* WHAT IS ASKED
Locate every line in the records below that contains the word "name", and copy each one.

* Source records
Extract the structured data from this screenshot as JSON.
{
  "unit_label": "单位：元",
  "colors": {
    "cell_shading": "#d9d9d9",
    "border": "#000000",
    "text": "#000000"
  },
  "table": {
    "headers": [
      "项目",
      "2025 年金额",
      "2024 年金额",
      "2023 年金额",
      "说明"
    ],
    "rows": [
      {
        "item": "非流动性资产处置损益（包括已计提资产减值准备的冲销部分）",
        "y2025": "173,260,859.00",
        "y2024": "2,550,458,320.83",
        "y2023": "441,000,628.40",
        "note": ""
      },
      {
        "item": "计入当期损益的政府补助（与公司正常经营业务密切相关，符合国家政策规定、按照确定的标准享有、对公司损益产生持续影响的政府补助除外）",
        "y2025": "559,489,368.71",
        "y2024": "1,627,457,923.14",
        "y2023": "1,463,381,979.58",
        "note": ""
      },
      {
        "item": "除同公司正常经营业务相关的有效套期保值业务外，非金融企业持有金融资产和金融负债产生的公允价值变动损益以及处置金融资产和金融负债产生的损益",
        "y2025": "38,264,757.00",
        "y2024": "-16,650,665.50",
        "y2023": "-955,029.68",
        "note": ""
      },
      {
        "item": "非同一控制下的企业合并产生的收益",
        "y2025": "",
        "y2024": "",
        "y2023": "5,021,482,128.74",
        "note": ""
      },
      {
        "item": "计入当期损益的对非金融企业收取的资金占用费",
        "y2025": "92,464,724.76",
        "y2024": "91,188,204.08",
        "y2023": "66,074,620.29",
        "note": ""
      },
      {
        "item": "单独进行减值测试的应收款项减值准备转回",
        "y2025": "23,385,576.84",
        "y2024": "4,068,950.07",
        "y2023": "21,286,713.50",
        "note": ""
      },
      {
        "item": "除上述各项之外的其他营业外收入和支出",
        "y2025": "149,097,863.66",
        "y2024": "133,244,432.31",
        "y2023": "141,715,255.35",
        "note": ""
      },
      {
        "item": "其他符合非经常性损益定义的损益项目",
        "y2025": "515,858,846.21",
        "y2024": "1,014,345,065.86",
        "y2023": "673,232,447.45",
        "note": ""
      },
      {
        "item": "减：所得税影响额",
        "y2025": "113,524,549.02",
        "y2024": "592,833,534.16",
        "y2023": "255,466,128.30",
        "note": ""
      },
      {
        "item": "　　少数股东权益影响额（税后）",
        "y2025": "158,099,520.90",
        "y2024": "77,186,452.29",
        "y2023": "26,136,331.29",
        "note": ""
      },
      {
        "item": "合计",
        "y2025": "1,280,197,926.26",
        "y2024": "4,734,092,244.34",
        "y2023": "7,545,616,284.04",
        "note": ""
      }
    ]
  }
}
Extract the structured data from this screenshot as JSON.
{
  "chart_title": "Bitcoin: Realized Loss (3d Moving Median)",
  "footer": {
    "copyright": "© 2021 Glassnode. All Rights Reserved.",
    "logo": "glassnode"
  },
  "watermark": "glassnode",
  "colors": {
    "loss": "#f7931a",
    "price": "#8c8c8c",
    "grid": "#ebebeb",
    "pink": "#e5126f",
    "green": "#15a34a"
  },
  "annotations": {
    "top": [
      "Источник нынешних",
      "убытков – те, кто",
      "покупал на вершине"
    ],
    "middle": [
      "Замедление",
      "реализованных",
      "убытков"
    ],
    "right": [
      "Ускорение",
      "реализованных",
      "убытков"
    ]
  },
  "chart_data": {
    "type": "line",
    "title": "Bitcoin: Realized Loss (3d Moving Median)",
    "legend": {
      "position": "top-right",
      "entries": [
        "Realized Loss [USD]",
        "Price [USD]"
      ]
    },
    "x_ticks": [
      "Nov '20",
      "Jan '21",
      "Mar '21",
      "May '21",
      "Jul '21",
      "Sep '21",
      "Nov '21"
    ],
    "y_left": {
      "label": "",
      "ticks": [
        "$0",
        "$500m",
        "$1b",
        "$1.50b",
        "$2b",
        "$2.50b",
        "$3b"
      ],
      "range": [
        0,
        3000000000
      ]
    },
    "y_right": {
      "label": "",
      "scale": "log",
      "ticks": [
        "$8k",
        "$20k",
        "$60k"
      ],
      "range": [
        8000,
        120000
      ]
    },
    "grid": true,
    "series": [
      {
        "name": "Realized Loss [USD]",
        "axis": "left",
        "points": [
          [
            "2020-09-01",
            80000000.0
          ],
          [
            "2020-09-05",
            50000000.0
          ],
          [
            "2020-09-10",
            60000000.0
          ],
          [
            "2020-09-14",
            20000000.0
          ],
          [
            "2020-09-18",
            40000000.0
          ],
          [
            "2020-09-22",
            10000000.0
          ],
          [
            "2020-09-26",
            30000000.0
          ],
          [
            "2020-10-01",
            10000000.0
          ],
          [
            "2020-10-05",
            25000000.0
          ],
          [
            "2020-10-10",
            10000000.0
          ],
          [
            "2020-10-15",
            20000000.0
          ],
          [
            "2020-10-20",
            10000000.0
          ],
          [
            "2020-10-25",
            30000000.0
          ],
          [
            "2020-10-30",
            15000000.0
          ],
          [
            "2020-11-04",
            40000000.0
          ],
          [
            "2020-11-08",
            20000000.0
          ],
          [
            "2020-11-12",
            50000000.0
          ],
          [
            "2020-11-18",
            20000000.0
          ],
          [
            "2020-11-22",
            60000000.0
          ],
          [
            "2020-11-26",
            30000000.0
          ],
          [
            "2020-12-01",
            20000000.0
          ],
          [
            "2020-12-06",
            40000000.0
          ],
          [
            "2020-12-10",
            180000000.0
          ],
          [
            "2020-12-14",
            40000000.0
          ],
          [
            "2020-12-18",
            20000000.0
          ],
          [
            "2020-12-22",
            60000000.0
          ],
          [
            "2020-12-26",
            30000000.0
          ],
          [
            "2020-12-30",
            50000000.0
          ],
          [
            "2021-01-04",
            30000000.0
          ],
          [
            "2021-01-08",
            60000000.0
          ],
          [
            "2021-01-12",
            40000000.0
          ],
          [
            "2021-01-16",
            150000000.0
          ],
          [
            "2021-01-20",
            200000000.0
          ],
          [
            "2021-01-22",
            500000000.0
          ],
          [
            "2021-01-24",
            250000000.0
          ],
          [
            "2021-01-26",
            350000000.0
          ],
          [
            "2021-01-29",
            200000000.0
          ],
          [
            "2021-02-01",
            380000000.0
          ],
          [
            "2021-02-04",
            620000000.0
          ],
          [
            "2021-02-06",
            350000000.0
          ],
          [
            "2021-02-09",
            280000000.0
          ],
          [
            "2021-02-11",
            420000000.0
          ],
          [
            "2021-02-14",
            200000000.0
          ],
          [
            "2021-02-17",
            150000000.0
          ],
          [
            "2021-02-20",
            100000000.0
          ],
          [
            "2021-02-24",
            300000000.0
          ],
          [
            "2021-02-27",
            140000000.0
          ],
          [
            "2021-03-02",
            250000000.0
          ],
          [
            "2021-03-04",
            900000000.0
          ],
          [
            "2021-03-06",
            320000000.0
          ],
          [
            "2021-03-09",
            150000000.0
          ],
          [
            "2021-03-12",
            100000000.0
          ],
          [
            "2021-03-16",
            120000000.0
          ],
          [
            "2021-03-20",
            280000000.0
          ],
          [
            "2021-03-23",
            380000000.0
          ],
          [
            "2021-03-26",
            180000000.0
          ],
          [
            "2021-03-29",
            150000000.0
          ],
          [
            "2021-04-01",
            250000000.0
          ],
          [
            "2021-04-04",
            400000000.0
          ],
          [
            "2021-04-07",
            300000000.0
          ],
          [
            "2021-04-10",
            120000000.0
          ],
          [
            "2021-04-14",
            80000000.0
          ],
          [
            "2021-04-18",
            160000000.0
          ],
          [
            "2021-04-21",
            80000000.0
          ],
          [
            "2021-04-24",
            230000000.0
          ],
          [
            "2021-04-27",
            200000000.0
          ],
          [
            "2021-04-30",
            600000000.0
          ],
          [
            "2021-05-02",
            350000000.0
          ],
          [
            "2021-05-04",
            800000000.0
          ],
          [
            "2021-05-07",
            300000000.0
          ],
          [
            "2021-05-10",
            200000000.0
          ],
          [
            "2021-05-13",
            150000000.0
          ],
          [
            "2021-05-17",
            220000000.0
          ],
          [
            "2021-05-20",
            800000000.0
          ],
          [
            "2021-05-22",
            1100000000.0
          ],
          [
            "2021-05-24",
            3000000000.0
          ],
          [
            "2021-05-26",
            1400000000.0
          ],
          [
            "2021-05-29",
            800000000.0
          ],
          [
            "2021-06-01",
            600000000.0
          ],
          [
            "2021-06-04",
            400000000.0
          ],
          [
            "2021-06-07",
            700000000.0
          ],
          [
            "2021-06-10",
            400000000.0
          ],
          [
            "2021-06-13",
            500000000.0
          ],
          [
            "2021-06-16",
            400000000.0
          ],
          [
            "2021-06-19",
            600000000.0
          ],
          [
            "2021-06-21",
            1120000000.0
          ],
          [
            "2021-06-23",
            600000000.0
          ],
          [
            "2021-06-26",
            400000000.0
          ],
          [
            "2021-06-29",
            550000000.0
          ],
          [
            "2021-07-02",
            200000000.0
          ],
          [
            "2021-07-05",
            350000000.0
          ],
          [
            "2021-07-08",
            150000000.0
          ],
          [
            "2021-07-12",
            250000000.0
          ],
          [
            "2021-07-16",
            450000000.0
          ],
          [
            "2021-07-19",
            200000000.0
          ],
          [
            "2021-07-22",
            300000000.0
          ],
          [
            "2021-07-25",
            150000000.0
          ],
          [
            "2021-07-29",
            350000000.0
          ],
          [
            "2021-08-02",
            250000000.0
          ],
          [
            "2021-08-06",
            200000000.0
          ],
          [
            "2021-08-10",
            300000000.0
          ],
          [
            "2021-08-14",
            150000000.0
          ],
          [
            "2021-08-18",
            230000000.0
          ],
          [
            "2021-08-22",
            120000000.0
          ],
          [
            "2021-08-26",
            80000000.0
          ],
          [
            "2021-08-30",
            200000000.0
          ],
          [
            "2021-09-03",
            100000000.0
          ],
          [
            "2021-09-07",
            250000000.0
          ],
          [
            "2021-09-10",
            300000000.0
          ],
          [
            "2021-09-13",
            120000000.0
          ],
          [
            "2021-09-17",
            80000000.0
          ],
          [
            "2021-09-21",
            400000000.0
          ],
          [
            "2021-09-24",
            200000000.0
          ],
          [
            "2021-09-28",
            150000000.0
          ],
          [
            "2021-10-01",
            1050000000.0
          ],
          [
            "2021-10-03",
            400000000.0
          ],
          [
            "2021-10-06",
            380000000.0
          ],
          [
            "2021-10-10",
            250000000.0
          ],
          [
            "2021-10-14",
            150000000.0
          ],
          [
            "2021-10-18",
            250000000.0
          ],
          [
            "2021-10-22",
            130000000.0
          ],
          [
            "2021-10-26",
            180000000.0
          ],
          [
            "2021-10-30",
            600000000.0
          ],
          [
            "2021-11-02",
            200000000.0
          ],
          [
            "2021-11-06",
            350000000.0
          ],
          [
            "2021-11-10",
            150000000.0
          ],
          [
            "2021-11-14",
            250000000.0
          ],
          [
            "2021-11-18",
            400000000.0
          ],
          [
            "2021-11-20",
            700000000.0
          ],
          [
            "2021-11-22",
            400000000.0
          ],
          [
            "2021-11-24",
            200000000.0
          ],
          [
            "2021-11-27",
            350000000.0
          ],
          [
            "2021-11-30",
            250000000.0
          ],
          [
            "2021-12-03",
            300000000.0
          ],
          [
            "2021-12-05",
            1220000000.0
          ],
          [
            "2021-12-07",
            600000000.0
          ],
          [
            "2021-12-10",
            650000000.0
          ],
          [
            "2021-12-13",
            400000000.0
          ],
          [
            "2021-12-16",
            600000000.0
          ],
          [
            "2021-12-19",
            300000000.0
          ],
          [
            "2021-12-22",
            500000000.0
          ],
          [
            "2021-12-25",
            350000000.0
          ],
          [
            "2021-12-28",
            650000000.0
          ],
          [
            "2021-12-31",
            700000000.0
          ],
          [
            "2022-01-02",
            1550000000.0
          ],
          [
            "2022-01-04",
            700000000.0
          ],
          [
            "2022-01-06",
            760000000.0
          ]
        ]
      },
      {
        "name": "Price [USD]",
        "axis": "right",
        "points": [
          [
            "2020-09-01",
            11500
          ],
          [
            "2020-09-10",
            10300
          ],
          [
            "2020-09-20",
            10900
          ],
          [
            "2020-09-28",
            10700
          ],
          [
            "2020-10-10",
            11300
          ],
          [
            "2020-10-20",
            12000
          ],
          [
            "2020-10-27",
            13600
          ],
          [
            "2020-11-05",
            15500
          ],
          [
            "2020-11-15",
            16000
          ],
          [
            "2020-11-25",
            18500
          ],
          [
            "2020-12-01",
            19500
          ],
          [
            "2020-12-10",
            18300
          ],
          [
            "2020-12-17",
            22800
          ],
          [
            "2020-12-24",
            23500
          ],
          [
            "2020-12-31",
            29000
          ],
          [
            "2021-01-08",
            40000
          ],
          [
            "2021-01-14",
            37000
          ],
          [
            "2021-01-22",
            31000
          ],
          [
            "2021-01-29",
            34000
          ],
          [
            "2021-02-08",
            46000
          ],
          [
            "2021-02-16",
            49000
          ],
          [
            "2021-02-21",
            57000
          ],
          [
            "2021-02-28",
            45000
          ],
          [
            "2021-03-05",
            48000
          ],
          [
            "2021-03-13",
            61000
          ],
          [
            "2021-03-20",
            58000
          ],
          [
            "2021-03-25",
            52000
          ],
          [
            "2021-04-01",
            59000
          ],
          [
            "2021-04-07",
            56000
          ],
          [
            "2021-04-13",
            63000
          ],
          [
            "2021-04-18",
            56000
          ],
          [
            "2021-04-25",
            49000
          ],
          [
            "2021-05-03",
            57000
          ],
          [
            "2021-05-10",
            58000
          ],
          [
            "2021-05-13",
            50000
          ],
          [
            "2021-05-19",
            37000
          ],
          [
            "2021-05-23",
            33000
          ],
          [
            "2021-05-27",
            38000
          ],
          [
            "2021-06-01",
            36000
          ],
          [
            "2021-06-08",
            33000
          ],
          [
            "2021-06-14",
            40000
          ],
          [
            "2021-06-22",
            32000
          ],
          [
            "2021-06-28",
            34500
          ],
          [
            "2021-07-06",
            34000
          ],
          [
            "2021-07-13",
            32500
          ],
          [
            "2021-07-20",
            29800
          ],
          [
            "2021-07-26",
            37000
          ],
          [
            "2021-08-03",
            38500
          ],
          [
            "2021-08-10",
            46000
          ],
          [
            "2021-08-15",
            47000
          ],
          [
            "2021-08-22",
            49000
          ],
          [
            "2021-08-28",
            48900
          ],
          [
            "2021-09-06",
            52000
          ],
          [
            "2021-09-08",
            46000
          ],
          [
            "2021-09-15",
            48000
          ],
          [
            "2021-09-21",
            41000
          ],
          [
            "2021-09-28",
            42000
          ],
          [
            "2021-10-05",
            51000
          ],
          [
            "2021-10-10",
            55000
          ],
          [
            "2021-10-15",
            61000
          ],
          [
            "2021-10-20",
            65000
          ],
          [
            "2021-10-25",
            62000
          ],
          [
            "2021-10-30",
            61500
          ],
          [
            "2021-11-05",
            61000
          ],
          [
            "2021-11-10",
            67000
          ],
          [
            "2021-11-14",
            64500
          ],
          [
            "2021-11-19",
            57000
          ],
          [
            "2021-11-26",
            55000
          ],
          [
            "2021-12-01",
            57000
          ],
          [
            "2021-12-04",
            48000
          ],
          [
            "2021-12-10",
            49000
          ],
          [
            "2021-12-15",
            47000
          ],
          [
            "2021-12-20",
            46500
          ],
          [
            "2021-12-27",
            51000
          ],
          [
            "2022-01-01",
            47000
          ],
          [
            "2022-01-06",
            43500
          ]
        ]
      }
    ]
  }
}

* EXERCISE RESULT
        "name": "Realized Loss [USD]",
        "name": "Price [USD]",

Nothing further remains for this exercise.